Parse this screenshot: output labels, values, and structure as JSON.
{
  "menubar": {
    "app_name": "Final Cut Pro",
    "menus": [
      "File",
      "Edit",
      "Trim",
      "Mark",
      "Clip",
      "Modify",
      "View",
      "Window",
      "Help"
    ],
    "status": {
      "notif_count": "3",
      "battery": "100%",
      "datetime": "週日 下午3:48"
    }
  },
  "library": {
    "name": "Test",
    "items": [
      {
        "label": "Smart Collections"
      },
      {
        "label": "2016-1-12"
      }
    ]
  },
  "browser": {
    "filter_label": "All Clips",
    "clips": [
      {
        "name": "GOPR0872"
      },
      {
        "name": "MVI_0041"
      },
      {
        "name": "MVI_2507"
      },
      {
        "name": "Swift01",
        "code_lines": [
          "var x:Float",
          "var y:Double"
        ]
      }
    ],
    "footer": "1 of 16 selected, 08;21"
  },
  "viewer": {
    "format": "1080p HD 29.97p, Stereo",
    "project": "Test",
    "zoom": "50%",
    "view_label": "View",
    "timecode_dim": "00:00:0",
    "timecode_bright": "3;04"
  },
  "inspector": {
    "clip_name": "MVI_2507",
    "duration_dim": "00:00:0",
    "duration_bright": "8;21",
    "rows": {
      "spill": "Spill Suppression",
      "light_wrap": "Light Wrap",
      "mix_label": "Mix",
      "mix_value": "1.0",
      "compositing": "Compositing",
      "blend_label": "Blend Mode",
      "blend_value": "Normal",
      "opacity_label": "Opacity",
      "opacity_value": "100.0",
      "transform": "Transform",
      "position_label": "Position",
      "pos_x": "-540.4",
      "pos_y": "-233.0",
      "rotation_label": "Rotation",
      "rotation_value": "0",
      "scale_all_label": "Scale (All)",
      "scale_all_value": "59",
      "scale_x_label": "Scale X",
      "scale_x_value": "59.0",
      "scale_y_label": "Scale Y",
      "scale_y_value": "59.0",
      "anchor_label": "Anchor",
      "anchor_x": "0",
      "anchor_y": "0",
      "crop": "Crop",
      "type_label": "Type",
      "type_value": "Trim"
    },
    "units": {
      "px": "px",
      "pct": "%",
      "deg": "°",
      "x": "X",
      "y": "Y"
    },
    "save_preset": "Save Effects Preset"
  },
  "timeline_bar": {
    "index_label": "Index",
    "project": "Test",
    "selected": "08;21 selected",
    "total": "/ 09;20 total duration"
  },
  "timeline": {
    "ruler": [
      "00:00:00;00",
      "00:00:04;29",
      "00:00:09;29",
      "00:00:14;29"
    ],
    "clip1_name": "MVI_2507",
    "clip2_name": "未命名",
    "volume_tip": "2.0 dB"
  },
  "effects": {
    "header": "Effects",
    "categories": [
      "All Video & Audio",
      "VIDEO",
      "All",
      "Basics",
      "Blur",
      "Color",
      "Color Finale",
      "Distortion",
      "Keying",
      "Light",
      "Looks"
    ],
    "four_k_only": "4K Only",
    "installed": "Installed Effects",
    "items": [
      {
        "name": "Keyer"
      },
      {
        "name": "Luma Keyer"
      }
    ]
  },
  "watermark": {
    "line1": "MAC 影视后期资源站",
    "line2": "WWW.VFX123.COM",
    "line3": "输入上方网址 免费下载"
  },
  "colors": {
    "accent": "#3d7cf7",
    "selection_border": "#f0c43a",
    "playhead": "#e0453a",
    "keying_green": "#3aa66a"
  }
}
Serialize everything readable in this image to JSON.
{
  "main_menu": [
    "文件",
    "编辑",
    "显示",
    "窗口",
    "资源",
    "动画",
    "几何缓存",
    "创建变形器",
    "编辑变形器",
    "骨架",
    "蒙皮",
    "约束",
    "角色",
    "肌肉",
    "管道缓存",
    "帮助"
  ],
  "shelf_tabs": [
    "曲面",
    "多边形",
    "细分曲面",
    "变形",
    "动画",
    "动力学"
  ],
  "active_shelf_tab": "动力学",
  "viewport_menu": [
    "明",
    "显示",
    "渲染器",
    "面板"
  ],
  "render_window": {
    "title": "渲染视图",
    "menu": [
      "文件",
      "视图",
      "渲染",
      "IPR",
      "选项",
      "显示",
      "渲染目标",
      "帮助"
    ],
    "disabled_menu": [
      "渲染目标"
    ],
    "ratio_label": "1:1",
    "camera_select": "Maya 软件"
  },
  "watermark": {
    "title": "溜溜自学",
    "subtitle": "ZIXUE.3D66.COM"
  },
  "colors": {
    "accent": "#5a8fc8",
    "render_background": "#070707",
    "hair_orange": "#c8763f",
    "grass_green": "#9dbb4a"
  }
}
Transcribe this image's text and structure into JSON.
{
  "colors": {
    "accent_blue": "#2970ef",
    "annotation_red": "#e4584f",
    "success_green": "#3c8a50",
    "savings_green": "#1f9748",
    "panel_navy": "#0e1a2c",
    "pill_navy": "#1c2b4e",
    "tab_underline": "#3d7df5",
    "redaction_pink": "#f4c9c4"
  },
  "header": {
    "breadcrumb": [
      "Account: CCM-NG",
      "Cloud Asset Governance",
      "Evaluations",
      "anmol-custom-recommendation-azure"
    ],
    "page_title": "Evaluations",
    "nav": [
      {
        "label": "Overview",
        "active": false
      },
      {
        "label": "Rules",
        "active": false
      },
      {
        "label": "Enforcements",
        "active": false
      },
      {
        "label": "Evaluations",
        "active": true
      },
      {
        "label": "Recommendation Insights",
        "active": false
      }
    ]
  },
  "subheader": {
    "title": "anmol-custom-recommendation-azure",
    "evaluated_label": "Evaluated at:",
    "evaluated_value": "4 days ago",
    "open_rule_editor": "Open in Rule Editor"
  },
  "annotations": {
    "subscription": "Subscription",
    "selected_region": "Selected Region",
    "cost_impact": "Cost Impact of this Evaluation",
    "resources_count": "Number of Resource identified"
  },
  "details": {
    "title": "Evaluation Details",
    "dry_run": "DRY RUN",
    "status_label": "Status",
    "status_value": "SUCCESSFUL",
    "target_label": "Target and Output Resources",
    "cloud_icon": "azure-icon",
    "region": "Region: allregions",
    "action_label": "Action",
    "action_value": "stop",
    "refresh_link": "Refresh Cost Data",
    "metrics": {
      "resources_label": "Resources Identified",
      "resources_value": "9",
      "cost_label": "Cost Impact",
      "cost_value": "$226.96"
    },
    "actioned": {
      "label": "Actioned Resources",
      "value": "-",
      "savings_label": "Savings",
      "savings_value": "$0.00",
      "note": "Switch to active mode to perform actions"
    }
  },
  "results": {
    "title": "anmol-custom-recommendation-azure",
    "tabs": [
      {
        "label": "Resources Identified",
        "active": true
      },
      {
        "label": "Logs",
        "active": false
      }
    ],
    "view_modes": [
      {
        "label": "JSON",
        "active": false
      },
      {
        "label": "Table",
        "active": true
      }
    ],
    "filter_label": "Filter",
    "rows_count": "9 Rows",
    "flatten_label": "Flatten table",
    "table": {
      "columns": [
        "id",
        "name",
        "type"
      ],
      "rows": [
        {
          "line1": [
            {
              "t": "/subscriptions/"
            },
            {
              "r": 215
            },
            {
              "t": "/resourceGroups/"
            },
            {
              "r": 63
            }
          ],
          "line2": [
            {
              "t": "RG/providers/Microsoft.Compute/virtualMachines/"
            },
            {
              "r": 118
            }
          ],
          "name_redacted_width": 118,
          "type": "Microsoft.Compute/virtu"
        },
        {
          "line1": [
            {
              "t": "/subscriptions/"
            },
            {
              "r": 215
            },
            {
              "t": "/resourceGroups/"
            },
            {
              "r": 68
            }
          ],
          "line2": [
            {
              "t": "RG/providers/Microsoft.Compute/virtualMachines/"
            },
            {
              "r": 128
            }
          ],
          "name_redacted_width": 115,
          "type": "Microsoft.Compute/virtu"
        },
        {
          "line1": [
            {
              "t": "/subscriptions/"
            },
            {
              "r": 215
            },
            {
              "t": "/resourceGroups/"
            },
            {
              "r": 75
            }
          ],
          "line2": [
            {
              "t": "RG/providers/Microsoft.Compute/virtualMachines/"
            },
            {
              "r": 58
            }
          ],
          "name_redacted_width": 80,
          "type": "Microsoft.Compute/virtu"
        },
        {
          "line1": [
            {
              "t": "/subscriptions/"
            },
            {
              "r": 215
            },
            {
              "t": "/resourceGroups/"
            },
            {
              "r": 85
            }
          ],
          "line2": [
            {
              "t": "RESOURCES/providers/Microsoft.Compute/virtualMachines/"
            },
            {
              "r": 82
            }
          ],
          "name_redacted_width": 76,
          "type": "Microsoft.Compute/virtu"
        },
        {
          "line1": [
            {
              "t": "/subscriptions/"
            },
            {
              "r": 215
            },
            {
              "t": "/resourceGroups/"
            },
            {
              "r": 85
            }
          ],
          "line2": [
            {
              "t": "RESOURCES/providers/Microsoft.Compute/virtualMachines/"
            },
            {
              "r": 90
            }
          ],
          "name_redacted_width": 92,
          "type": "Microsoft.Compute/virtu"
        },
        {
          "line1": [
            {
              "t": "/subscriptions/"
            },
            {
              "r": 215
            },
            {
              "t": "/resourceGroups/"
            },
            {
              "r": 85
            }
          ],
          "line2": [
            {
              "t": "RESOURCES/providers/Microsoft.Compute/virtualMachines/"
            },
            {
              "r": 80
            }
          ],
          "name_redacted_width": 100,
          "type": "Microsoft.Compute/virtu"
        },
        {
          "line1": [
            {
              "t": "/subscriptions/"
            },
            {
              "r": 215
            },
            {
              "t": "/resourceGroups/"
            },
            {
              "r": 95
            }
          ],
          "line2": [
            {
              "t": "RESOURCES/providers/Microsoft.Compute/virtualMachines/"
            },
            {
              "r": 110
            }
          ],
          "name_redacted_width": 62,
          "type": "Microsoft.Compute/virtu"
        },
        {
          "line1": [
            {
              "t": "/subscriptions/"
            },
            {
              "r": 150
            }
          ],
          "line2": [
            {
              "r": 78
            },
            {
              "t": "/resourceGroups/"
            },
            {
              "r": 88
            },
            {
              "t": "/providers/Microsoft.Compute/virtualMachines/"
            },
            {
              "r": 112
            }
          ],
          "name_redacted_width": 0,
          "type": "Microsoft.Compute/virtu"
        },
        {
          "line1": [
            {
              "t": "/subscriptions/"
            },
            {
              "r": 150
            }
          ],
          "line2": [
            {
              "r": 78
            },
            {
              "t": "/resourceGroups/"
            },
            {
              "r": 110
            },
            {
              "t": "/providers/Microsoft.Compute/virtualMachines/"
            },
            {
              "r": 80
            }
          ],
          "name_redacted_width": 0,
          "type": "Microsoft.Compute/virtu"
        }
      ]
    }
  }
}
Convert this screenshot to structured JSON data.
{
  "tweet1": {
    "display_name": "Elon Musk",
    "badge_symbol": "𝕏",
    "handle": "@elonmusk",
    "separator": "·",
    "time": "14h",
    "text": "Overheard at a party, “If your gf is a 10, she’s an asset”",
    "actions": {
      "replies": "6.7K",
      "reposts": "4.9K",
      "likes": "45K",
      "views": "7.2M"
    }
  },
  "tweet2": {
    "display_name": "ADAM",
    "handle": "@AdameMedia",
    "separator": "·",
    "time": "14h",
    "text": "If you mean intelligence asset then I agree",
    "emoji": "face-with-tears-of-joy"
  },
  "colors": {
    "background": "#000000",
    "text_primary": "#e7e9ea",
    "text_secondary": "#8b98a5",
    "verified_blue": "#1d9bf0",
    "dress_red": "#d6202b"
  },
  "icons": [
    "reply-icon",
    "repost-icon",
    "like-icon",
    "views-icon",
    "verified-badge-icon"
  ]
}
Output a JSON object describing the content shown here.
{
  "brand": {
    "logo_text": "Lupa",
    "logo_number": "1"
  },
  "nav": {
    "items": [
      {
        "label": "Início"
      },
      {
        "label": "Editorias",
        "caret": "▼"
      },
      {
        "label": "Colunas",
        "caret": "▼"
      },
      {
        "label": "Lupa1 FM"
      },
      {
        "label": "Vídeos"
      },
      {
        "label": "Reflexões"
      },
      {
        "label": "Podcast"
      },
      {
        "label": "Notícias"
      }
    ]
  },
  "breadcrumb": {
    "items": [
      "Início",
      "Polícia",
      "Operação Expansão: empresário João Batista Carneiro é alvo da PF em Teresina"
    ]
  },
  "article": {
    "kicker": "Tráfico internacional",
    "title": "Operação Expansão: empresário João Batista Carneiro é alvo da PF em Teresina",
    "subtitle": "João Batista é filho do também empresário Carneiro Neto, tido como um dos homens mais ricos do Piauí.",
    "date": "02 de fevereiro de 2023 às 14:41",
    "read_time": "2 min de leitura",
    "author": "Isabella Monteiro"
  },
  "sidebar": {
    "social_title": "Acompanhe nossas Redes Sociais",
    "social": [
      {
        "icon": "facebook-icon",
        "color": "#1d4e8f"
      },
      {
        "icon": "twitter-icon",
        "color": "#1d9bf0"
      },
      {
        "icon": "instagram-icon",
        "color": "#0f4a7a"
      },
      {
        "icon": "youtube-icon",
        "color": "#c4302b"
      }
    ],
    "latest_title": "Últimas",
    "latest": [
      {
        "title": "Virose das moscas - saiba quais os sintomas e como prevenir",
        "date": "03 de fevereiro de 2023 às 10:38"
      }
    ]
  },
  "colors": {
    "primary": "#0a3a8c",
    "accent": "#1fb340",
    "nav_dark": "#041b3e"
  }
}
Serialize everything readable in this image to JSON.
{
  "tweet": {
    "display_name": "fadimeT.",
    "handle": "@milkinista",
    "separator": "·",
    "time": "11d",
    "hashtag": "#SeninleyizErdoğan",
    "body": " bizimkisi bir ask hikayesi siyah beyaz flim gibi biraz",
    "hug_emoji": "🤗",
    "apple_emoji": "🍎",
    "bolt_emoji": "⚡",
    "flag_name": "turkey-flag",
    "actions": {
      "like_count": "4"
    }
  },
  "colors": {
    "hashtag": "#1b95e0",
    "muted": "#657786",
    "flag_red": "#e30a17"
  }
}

- [Objective] Copy each line in the data that holds the word "Operação".

- [Output of the task]
      "Operação Expansão: empresário João Batista Carneiro é alvo da PF em Teresina"
    "title": "Operação Expansão: empresário João Batista Carneiro é alvo da PF em Teresina",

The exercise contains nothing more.